◆ **WRITTEN PROBLEM**
Lines that hold the word "intended" should be located and copied.

Stored data entries
------------------------------------------------------------

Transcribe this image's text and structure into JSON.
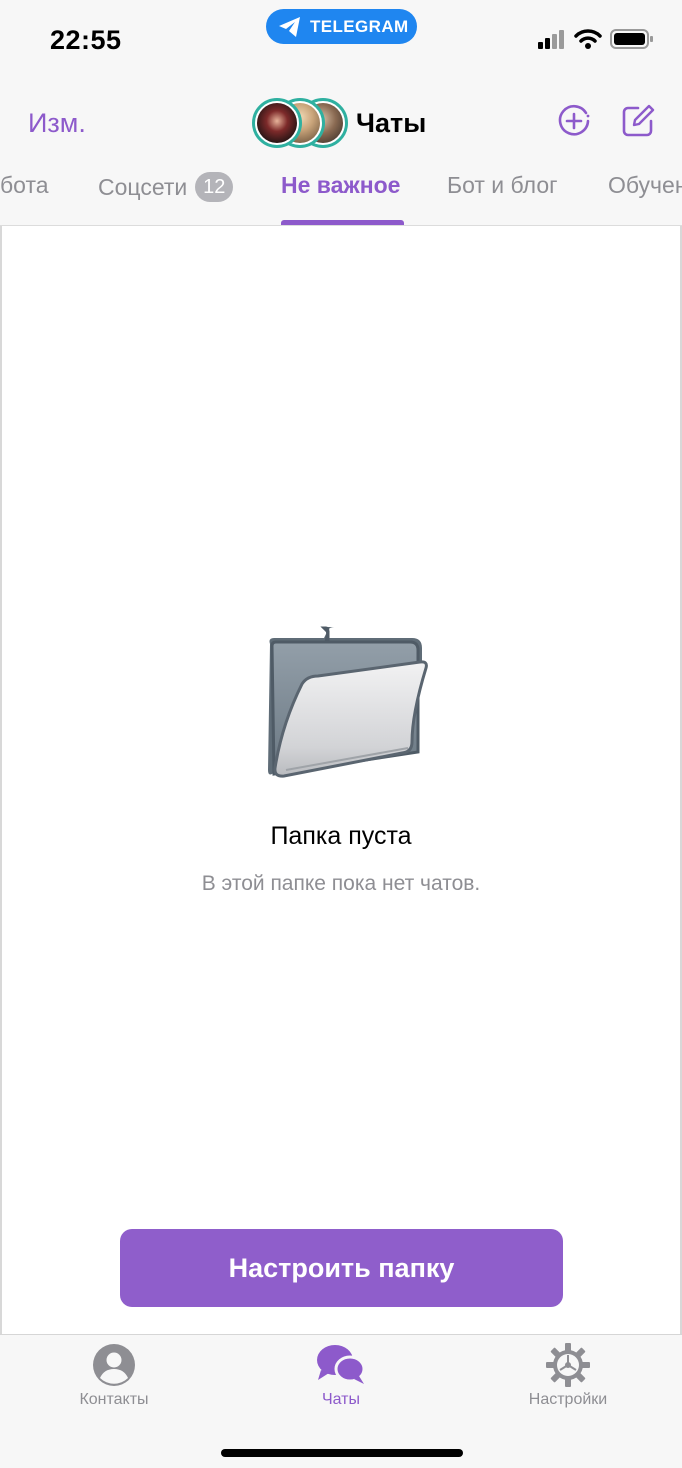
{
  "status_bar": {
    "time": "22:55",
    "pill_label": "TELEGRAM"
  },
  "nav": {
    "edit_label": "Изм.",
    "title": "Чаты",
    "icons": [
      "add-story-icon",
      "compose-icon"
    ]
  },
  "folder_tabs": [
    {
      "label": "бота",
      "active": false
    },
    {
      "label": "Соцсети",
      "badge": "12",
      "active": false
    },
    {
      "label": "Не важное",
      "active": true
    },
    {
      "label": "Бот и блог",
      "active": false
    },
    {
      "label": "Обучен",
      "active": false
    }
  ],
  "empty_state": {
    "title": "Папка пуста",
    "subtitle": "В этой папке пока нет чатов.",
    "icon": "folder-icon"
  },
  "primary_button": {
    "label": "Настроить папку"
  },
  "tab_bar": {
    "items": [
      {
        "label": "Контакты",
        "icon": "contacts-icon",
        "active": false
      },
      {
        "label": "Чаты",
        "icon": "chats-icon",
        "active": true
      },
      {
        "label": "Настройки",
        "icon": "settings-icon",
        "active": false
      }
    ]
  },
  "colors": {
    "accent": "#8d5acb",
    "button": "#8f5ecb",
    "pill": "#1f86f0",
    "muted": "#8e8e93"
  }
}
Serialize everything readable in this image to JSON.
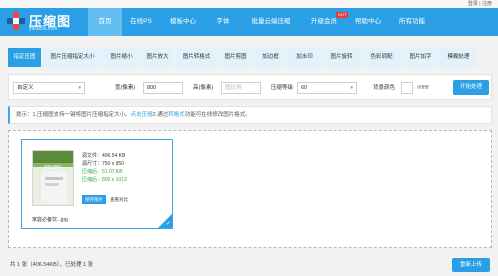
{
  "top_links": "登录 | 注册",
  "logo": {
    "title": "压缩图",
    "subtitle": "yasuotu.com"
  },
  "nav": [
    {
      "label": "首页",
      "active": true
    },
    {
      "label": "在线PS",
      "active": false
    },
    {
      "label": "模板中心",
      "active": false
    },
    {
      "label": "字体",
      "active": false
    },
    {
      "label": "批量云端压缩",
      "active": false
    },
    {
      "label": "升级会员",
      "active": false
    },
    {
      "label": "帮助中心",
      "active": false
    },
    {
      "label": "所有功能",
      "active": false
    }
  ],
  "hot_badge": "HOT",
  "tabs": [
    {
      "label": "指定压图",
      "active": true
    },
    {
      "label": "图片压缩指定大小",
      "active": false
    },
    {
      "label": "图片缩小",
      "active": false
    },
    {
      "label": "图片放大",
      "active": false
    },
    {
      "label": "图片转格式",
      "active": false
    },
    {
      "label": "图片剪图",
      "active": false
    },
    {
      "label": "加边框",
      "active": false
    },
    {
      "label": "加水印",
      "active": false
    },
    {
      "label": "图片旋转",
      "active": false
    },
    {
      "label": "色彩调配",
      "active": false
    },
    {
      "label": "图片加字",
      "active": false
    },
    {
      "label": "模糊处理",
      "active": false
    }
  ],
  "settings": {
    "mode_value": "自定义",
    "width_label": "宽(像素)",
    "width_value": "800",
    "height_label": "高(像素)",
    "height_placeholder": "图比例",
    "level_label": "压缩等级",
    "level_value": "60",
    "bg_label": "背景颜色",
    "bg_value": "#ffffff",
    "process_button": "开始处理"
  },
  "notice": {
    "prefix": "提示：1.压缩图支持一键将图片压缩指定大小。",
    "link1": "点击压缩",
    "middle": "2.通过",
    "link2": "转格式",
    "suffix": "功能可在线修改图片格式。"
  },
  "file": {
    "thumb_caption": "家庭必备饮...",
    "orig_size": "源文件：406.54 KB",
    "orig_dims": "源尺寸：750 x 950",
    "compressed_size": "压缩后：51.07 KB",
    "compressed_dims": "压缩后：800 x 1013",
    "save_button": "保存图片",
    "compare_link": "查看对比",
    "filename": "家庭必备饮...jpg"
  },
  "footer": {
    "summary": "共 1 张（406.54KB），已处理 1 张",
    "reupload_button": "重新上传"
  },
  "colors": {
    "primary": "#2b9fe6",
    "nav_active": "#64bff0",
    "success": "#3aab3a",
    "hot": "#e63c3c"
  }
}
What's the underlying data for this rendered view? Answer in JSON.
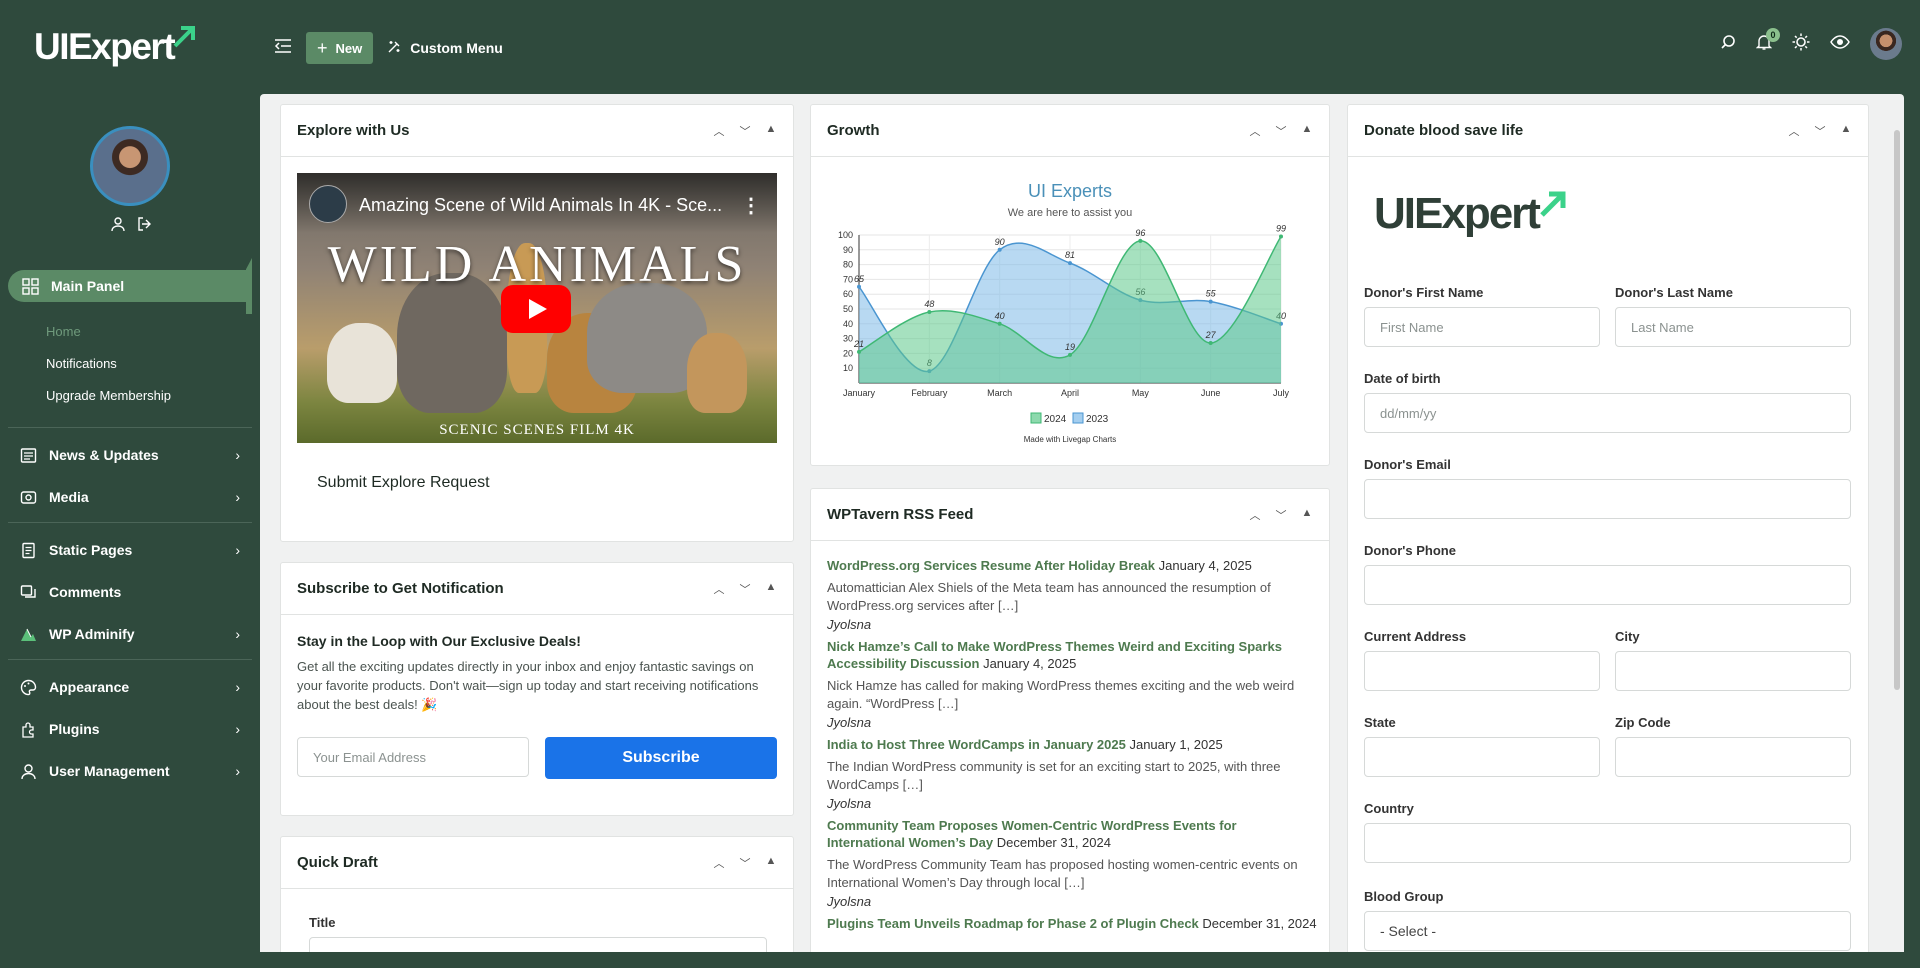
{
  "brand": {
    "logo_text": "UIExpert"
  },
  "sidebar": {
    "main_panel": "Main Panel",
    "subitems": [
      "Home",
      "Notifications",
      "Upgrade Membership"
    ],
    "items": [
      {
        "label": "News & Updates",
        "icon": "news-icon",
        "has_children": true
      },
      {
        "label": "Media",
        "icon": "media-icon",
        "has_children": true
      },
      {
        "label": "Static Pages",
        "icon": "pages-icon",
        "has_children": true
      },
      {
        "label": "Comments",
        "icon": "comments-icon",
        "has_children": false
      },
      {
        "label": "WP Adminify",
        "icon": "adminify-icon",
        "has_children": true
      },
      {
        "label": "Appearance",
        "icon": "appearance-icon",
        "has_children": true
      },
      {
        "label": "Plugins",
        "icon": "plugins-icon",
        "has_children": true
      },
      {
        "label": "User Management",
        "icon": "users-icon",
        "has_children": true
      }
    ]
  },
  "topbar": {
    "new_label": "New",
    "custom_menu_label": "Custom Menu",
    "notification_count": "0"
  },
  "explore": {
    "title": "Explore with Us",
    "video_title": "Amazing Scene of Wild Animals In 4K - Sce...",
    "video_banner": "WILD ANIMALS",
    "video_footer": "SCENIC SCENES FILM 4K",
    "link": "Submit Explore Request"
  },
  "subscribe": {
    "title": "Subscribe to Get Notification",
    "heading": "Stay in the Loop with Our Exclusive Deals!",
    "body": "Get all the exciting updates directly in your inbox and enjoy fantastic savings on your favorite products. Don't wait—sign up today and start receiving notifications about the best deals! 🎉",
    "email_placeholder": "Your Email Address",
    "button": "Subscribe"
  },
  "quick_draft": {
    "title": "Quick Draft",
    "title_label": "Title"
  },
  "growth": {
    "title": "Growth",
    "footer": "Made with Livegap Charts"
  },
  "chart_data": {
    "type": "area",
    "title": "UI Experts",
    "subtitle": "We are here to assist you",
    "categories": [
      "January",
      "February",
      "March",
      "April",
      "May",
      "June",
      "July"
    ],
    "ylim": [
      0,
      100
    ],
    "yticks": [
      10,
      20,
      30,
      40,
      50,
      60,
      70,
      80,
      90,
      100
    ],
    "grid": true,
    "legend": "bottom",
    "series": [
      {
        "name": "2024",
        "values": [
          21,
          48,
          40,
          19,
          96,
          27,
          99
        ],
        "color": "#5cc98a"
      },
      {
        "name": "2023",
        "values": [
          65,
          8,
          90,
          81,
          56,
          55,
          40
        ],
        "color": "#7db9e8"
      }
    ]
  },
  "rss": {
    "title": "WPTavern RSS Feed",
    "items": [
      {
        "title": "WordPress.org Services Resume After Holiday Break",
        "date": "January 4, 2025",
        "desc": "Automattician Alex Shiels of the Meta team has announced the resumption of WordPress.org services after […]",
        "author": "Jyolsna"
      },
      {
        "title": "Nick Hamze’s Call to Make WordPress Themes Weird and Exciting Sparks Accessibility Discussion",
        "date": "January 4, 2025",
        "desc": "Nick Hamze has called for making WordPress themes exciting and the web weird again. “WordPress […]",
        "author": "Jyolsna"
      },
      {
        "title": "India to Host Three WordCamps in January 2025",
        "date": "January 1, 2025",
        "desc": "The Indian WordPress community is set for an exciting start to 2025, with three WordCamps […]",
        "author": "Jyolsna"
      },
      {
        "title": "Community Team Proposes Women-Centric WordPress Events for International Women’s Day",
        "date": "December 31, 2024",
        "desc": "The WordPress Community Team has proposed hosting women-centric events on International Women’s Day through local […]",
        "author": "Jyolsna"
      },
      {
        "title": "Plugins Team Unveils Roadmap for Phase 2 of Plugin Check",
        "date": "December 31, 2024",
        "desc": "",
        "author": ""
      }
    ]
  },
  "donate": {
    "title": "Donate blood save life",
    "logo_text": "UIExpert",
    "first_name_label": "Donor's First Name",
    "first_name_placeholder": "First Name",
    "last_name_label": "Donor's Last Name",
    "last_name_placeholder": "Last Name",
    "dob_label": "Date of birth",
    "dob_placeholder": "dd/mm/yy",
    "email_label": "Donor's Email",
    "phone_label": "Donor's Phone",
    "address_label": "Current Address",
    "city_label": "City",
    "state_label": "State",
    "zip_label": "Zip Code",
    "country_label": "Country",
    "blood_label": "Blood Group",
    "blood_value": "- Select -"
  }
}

------------------------------------------------------------

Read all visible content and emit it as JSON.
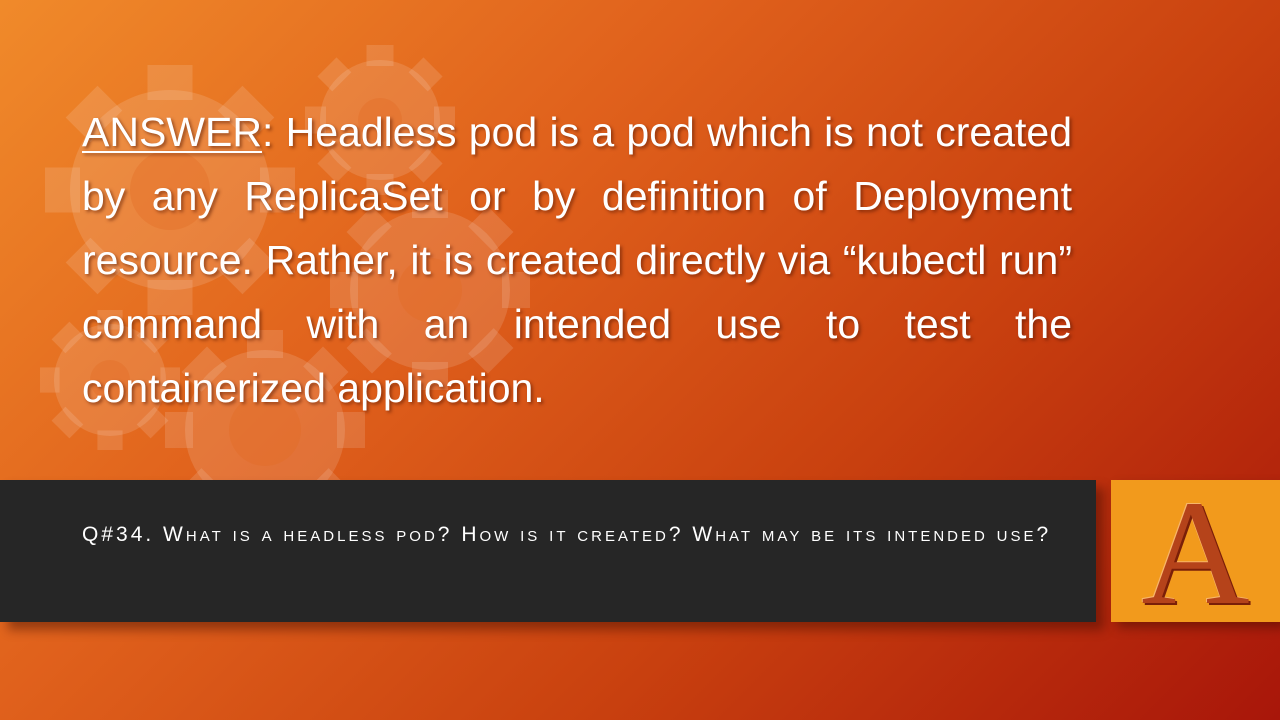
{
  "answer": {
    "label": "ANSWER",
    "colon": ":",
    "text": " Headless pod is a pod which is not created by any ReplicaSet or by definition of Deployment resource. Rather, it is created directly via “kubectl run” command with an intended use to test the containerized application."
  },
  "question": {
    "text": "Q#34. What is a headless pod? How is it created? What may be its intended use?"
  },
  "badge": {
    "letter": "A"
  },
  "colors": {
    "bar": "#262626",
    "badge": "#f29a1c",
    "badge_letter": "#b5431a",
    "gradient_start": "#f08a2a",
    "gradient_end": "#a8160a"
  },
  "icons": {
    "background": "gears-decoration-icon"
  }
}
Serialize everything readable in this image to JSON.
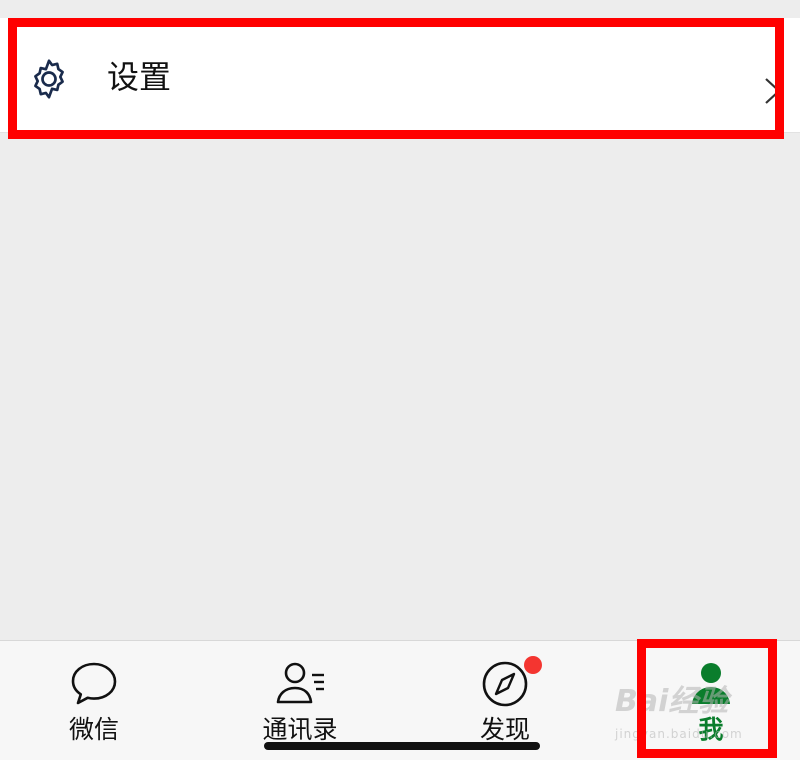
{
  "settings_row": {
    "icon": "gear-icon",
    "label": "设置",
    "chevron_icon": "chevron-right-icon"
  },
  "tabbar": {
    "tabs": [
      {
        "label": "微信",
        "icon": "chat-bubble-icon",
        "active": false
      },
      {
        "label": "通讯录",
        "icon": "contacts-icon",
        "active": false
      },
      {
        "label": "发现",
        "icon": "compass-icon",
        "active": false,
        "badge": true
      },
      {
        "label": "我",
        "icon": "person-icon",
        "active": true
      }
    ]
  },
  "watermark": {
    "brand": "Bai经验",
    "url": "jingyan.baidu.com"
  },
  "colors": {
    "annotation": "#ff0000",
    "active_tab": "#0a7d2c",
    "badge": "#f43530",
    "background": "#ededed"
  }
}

------------------------------------------------------------

◆ **OUTPUT**
    "text": " Headless pod is a pod which is not created by any ReplicaSet or by definition of Deployment resource. Rather, it is created directly via “kubectl run” command with an intended use to test the containerized application."
    "text": "Q#34. What is a headless pod? How is it created? What may be its intended use?"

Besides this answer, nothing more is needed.